_Exercise directions_.
Examine each line of the data. Copy those that contain the string "name".

_The records_.
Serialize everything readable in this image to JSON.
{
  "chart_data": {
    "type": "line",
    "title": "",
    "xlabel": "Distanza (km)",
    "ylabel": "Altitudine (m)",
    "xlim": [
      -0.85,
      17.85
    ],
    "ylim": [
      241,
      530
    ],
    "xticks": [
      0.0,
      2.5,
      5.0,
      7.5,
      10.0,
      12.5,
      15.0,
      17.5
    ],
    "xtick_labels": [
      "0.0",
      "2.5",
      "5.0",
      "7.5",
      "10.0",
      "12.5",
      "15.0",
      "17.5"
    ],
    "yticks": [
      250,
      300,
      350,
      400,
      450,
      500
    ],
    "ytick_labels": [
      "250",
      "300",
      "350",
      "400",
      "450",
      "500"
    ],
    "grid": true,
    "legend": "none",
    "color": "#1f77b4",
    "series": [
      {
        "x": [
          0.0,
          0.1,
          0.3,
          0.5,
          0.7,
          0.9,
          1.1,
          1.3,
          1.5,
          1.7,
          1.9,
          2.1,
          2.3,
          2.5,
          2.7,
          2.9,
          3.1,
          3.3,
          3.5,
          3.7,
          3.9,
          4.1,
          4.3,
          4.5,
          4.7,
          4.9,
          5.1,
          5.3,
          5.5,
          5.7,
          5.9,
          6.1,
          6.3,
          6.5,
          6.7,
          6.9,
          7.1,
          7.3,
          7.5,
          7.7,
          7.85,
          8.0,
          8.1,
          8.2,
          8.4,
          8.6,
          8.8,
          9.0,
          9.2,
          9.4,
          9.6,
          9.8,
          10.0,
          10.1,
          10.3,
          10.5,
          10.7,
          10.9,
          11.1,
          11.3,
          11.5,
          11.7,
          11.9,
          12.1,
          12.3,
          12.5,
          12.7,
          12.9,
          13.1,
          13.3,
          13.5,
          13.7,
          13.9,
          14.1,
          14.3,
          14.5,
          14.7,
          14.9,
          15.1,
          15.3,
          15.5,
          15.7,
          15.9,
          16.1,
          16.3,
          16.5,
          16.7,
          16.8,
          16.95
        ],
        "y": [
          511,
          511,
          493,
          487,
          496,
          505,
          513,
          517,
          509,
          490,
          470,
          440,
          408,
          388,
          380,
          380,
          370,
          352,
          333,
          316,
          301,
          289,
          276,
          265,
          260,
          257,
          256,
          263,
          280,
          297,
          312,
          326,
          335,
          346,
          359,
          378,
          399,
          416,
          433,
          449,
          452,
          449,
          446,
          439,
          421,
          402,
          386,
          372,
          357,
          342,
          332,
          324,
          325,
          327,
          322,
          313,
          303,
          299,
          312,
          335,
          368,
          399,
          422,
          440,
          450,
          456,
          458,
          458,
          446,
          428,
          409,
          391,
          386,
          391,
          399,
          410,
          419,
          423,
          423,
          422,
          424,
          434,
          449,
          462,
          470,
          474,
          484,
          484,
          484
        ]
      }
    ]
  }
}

...

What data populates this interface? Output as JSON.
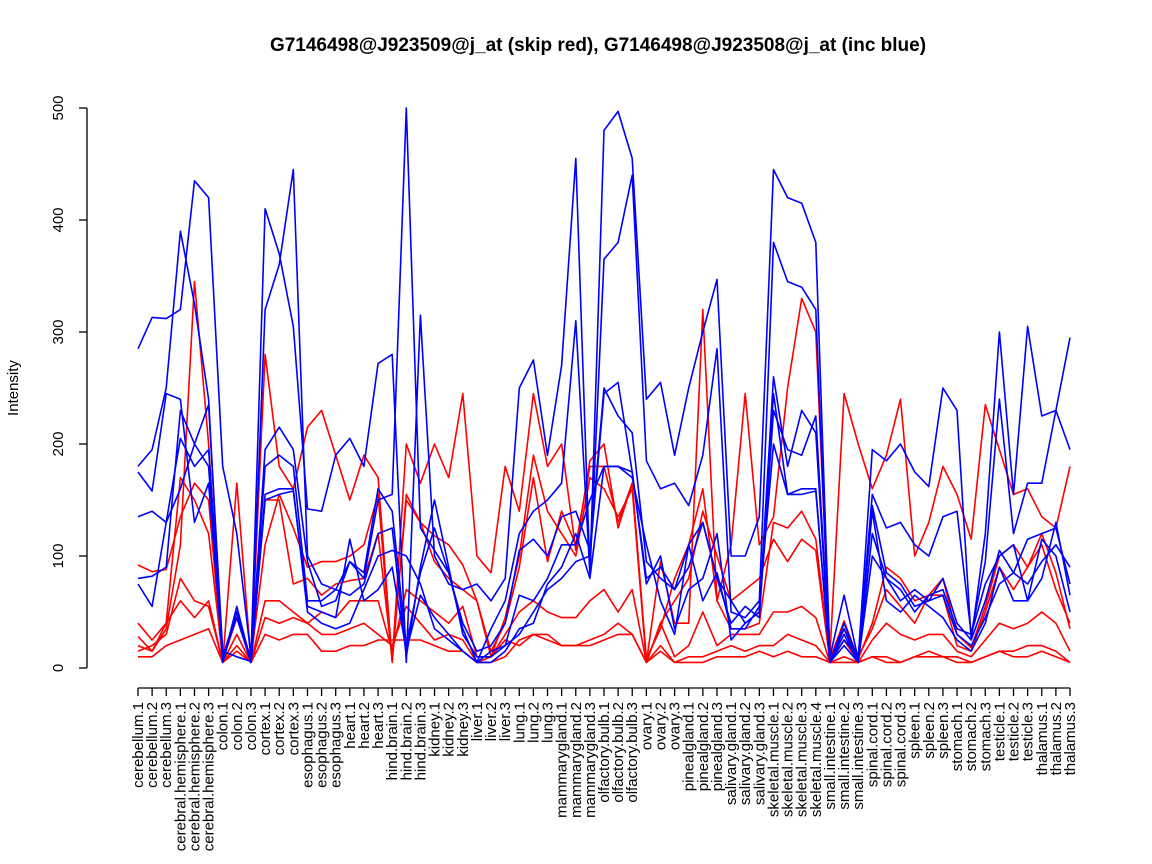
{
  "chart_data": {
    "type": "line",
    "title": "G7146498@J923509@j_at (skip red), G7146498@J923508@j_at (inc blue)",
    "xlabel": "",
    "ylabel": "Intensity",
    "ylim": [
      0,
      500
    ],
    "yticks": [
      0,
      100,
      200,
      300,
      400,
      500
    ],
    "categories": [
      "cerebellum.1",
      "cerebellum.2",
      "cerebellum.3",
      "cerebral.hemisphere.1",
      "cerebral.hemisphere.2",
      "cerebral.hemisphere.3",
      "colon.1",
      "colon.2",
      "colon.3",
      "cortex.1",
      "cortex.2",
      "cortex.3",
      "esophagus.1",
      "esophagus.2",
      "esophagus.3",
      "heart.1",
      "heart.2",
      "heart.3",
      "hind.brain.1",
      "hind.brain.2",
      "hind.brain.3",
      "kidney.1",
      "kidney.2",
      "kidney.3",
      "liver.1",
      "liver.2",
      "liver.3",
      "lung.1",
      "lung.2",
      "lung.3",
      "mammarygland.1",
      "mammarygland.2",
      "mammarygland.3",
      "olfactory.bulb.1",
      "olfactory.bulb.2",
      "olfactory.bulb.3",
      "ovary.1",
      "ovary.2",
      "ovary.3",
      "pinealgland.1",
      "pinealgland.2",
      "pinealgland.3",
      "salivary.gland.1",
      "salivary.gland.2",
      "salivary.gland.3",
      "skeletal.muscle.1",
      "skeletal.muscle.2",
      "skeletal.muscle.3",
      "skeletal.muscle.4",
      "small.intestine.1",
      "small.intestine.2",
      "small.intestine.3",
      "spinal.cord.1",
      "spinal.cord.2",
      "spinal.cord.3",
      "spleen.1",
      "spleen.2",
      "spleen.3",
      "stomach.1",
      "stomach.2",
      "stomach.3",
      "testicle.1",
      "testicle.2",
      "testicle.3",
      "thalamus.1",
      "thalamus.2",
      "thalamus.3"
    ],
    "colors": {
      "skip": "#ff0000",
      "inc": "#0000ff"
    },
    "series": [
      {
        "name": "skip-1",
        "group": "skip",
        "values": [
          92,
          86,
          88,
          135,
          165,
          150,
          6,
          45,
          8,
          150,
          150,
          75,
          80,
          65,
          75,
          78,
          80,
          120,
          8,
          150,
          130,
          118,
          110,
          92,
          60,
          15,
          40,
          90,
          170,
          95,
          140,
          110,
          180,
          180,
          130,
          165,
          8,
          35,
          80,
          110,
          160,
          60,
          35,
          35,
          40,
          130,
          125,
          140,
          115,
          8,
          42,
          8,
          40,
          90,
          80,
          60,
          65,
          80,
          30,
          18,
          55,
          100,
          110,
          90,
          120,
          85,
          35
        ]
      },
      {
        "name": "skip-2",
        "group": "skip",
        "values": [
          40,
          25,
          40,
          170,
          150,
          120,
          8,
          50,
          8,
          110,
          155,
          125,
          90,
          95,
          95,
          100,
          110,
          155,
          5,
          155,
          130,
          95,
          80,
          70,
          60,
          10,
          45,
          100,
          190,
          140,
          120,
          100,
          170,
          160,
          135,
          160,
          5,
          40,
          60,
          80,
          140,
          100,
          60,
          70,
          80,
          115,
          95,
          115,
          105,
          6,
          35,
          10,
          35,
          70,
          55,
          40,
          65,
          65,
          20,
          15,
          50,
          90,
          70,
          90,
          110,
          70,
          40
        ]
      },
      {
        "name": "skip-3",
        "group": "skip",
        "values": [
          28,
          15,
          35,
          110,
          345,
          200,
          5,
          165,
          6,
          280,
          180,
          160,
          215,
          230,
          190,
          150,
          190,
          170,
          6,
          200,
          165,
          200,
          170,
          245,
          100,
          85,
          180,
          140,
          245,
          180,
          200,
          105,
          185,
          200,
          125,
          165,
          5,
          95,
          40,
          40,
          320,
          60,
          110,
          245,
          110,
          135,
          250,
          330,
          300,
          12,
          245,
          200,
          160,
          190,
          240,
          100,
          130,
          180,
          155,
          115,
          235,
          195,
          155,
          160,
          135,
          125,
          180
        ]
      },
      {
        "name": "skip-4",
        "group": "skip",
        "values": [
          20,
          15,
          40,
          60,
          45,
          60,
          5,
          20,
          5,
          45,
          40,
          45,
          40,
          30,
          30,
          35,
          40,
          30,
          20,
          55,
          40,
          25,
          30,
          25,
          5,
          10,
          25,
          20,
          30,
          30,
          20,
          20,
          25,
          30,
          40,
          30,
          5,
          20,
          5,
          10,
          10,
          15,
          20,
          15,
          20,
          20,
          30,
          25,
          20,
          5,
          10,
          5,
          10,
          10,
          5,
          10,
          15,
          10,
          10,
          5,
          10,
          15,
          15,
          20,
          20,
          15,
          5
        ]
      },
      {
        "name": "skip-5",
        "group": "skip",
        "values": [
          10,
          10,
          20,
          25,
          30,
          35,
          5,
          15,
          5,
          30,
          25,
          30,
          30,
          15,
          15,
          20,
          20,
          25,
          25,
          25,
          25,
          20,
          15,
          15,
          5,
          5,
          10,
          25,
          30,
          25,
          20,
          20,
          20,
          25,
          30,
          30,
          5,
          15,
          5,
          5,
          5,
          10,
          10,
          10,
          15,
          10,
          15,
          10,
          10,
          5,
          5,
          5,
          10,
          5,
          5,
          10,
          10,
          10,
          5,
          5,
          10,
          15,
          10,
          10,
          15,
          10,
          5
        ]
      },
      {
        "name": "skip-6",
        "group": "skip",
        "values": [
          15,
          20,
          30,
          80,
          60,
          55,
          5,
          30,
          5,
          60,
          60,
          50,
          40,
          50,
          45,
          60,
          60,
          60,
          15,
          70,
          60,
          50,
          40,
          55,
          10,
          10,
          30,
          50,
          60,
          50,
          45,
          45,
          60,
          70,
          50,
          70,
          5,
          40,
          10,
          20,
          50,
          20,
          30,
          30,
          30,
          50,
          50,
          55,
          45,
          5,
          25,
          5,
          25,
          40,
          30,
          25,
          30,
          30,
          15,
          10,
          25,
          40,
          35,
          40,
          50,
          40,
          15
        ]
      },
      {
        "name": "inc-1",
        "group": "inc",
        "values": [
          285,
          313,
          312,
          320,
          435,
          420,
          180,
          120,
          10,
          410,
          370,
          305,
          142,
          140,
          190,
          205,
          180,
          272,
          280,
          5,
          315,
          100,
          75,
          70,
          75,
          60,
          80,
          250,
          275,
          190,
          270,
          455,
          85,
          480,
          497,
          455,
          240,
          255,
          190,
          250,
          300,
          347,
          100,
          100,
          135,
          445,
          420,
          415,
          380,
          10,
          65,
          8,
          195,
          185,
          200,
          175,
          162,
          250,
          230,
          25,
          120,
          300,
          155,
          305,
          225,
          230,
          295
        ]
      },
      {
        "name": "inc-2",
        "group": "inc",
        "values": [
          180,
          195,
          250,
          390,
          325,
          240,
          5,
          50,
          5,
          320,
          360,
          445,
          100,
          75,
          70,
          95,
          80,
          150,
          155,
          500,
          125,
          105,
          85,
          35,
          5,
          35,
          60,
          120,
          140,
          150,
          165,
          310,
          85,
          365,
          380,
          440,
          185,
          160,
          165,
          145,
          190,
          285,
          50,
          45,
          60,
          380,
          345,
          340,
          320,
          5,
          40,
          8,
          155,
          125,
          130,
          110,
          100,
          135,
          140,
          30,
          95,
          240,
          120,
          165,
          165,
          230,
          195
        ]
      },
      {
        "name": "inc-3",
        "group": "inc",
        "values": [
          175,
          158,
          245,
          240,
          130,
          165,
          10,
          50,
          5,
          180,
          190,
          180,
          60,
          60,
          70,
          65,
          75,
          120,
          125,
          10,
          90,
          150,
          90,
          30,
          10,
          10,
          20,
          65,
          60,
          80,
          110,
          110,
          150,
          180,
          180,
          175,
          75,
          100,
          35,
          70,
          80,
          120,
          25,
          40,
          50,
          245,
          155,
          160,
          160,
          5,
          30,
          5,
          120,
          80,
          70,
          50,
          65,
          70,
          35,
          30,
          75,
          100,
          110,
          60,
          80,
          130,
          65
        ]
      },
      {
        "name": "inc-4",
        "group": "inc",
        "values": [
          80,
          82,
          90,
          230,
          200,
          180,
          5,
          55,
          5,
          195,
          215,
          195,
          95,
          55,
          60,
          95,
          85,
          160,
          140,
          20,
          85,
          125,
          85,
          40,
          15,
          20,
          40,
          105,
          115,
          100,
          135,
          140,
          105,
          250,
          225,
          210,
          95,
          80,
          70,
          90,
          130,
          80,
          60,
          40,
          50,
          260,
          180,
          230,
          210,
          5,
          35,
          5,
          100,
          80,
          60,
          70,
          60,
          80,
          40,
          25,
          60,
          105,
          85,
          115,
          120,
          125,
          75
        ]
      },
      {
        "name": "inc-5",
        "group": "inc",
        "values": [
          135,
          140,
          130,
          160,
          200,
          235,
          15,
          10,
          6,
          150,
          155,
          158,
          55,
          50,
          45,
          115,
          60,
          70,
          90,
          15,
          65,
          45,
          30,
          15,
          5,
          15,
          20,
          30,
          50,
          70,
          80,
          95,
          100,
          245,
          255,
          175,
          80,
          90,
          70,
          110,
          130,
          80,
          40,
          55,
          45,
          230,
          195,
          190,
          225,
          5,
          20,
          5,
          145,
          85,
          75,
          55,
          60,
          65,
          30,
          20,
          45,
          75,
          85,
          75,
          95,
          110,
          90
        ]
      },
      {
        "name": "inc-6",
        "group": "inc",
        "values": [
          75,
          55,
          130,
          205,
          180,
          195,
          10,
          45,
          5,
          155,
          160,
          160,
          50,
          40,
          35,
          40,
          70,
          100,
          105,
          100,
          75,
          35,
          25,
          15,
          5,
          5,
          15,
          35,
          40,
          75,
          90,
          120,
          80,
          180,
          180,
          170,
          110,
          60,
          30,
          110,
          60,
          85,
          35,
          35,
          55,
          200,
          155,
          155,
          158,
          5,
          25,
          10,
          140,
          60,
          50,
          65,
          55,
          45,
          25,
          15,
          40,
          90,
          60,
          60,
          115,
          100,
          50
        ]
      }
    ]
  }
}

* * *

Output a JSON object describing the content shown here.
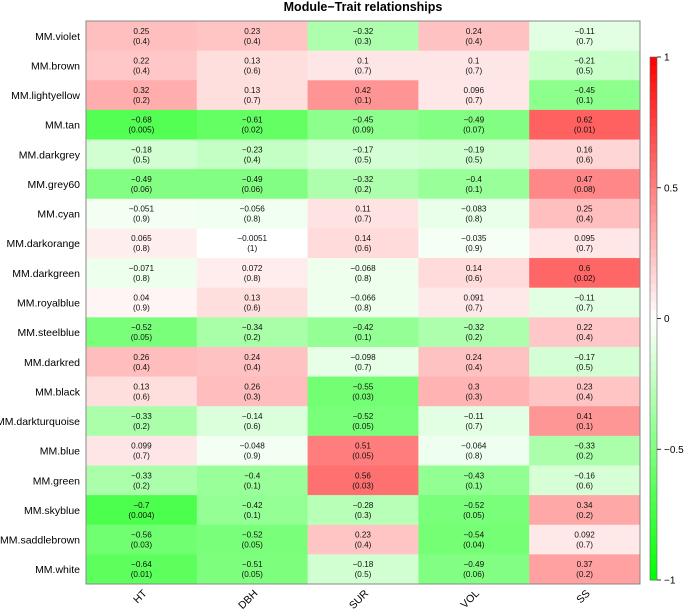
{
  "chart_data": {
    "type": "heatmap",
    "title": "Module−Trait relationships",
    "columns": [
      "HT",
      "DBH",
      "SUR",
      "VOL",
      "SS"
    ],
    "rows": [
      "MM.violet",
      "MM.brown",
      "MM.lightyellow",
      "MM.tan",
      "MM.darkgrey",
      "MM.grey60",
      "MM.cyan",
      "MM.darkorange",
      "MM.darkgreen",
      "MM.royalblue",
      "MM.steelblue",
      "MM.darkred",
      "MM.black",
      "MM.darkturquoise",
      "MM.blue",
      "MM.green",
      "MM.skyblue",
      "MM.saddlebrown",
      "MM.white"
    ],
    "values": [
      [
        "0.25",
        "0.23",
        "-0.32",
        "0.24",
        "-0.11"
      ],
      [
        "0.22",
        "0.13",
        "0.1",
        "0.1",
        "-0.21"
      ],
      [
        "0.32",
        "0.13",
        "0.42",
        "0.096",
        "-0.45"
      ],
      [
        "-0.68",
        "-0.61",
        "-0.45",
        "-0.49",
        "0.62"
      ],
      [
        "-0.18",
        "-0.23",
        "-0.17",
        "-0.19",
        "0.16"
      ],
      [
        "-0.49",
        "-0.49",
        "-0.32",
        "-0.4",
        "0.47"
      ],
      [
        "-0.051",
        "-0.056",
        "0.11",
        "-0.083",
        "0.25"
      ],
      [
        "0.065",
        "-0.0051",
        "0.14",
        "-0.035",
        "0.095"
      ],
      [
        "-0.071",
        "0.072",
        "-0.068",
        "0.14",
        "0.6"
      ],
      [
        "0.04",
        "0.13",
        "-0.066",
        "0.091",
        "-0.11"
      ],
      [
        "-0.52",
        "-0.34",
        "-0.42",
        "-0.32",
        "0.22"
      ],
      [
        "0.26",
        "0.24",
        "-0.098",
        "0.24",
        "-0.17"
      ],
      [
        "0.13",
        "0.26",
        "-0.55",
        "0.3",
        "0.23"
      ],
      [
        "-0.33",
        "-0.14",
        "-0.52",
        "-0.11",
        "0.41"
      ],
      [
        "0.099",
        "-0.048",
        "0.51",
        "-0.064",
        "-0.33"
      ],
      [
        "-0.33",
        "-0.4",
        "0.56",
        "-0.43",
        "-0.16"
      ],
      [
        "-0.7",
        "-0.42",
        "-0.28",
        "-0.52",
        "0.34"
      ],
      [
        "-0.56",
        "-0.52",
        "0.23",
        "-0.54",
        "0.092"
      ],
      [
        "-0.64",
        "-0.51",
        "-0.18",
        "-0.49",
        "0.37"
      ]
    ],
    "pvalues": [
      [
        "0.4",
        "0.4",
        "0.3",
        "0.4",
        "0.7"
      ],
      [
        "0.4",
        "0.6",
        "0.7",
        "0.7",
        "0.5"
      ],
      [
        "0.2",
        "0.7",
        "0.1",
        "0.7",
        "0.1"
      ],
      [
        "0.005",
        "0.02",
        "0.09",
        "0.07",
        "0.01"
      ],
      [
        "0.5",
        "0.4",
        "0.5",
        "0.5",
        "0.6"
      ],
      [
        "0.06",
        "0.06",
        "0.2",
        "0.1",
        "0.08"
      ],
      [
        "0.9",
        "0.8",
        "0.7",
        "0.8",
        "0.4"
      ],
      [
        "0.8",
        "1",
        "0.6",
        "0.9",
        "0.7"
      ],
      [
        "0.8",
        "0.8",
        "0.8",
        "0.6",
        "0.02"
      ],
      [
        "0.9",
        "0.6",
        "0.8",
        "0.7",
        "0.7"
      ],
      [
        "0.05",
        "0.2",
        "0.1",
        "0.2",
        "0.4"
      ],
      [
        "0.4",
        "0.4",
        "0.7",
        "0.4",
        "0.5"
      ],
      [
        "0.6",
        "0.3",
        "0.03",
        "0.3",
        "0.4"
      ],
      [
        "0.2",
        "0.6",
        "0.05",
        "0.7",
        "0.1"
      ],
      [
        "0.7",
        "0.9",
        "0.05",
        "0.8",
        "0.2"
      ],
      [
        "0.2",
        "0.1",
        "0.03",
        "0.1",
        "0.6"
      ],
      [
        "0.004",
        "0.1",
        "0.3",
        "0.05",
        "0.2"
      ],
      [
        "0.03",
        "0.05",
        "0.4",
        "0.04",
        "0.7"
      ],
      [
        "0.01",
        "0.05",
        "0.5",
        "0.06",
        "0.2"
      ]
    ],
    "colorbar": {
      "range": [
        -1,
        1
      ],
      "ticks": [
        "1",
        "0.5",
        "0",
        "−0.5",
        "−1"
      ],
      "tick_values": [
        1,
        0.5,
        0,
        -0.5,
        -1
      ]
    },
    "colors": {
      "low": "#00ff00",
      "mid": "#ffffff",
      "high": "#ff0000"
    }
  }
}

_Answer to the problem_.
        "name": "skip-1",
        "name": "skip-2",
        "name": "skip-3",
        "name": "skip-4",
        "name": "skip-5",
        "name": "skip-6",
        "name": "inc-1",
        "name": "inc-2",
        "name": "inc-3",
        "name": "inc-4",
        "name": "inc-5",
        "name": "inc-6",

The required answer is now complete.